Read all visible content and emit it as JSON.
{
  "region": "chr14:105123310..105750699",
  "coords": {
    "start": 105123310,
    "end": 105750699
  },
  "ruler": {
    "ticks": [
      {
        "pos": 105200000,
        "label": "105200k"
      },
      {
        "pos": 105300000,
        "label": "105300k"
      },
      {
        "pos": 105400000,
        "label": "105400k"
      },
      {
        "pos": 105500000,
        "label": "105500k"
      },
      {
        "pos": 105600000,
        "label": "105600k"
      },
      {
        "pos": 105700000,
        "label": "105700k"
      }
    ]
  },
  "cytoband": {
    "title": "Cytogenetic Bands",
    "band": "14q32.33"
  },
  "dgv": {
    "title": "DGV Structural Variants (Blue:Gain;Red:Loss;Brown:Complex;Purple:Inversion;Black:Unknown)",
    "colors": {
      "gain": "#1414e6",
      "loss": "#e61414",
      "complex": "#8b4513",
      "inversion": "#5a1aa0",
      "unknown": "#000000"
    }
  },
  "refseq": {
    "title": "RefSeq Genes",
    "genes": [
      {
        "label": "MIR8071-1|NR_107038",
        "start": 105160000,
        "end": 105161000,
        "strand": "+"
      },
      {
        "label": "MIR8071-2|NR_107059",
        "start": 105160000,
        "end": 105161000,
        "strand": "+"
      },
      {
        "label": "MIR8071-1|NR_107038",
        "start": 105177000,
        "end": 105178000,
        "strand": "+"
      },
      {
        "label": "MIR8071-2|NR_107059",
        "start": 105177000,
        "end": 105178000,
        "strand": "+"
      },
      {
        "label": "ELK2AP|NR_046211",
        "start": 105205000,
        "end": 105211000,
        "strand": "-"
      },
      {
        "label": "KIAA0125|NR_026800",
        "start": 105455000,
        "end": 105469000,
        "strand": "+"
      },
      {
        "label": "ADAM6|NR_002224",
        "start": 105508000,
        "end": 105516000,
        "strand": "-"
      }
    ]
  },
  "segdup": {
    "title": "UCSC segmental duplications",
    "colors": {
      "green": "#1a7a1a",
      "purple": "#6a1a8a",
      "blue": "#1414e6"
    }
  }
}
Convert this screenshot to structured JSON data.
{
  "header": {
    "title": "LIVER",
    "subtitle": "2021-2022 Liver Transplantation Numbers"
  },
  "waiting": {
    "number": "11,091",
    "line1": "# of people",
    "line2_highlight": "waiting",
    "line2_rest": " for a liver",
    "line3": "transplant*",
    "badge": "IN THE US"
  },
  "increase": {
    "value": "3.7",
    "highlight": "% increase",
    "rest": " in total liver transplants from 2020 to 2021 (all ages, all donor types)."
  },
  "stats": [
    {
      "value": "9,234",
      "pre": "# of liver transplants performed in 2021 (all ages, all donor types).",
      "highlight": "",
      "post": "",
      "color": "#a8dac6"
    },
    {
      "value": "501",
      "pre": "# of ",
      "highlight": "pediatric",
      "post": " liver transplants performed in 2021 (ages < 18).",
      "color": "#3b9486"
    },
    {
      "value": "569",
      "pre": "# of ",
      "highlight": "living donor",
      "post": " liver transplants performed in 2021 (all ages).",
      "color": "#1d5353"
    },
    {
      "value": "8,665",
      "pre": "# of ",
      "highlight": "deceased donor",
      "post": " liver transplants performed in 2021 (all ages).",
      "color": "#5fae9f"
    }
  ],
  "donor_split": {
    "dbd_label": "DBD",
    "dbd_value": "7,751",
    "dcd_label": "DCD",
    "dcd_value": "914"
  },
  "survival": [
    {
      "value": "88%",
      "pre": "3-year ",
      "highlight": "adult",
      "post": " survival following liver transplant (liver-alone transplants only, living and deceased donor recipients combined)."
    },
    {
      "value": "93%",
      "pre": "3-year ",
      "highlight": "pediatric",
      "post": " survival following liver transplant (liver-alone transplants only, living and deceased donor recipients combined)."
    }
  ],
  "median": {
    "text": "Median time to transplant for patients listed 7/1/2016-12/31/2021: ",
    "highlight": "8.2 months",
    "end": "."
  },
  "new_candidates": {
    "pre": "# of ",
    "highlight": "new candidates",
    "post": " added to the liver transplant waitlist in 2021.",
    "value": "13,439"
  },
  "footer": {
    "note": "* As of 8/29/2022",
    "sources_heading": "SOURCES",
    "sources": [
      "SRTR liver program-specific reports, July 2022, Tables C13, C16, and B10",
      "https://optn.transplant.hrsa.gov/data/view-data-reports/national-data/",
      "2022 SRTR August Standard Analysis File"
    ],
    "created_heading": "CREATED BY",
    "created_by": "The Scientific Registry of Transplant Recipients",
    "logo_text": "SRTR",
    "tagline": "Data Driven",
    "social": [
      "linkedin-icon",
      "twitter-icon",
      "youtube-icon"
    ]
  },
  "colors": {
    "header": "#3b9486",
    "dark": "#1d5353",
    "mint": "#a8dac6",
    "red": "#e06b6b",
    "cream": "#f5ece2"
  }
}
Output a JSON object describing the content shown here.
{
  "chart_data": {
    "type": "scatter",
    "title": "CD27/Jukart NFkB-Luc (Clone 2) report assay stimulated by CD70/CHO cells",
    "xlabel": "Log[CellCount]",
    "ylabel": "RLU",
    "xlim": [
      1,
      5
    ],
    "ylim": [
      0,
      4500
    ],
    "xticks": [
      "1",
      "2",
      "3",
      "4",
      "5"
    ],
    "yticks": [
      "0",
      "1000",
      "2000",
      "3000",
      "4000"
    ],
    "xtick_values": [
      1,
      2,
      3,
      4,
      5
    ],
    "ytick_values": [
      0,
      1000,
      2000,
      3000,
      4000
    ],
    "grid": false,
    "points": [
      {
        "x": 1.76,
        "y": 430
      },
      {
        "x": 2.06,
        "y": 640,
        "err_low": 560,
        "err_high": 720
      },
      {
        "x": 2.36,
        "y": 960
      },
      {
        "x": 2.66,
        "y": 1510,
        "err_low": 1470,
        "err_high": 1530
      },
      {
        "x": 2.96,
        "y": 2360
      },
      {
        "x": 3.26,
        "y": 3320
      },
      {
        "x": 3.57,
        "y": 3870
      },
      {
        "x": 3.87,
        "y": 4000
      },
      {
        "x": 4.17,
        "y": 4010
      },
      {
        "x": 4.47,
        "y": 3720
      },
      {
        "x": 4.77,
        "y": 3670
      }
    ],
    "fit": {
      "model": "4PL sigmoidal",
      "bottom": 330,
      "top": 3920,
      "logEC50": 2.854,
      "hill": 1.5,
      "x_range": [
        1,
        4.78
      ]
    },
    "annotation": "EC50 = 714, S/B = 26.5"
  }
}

**ASSIGNMENT:**
Wherever a line in the data above holds the word "types", copy that line.

**TASK ANSWER:**
    "rest": " in total liver transplants from 2020 to 2021 (all ages, all donor types)."
      "pre": "# of liver transplants performed in 2021 (all ages, all donor types).",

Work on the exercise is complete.